*PROBLEM TO WORK ON*.
Each line below should be reproduced without any alteration.

======

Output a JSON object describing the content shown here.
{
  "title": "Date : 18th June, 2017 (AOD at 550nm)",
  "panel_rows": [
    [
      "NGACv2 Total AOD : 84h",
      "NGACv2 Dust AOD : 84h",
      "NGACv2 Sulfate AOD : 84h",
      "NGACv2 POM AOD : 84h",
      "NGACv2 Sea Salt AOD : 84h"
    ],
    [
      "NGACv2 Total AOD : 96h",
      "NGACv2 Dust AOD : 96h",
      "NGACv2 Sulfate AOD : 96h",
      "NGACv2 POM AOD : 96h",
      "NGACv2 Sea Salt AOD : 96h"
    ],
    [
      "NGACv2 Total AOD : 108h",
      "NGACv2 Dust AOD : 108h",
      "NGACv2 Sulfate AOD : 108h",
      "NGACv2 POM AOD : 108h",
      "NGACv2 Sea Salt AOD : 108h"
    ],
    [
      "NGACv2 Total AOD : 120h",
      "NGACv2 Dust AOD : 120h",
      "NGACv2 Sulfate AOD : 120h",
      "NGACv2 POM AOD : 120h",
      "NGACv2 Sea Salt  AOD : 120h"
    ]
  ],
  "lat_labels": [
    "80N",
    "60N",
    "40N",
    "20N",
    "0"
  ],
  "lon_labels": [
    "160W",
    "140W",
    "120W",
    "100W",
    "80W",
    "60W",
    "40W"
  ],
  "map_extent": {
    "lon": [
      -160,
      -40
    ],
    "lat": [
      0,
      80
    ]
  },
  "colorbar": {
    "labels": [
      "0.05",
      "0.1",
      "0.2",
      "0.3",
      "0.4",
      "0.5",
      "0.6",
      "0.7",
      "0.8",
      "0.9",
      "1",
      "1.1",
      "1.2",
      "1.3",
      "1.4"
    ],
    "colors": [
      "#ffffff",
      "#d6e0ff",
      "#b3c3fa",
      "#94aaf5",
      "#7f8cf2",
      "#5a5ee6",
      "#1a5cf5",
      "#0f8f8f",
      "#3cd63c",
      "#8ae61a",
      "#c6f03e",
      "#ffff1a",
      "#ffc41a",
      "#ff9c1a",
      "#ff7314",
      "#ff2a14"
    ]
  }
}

======

*FULL SOLUTION*.
Output a JSON object describing the content shown here.
{
  "title": "Date : 18th June, 2017 (AOD at 550nm)",
  "panel_rows": [
    [
      "NGACv2 Total AOD : 84h",
      "NGACv2 Dust AOD : 84h",
      "NGACv2 Sulfate AOD : 84h",
      "NGACv2 POM AOD : 84h",
      "NGACv2 Sea Salt AOD : 84h"
    ],
    [
      "NGACv2 Total AOD : 96h",
      "NGACv2 Dust AOD : 96h",
      "NGACv2 Sulfate AOD : 96h",
      "NGACv2 POM AOD : 96h",
      "NGACv2 Sea Salt AOD : 96h"
    ],
    [
      "NGACv2 Total AOD : 108h",
      "NGACv2 Dust AOD : 108h",
      "NGACv2 Sulfate AOD : 108h",
      "NGACv2 POM AOD : 108h",
      "NGACv2 Sea Salt AOD : 108h"
    ],
    [
      "NGACv2 Total AOD : 120h",
      "NGACv2 Dust AOD : 120h",
      "NGACv2 Sulfate AOD : 120h",
      "NGACv2 POM AOD : 120h",
      "NGACv2 Sea Salt  AOD : 120h"
    ]
  ],
  "lat_labels": [
    "80N",
    "60N",
    "40N",
    "20N",
    "0"
  ],
  "lon_labels": [
    "160W",
    "140W",
    "120W",
    "100W",
    "80W",
    "60W",
    "40W"
  ],
  "map_extent": {
    "lon": [
      -160,
      -40
    ],
    "lat": [
      0,
      80
    ]
  },
  "colorbar": {
    "labels": [
      "0.05",
      "0.1",
      "0.2",
      "0.3",
      "0.4",
      "0.5",
      "0.6",
      "0.7",
      "0.8",
      "0.9",
      "1",
      "1.1",
      "1.2",
      "1.3",
      "1.4"
    ],
    "colors": [
      "#ffffff",
      "#d6e0ff",
      "#b3c3fa",
      "#94aaf5",
      "#7f8cf2",
      "#5a5ee6",
      "#1a5cf5",
      "#0f8f8f",
      "#3cd63c",
      "#8ae61a",
      "#c6f03e",
      "#ffff1a",
      "#ffc41a",
      "#ff9c1a",
      "#ff7314",
      "#ff2a14"
    ]
  }
}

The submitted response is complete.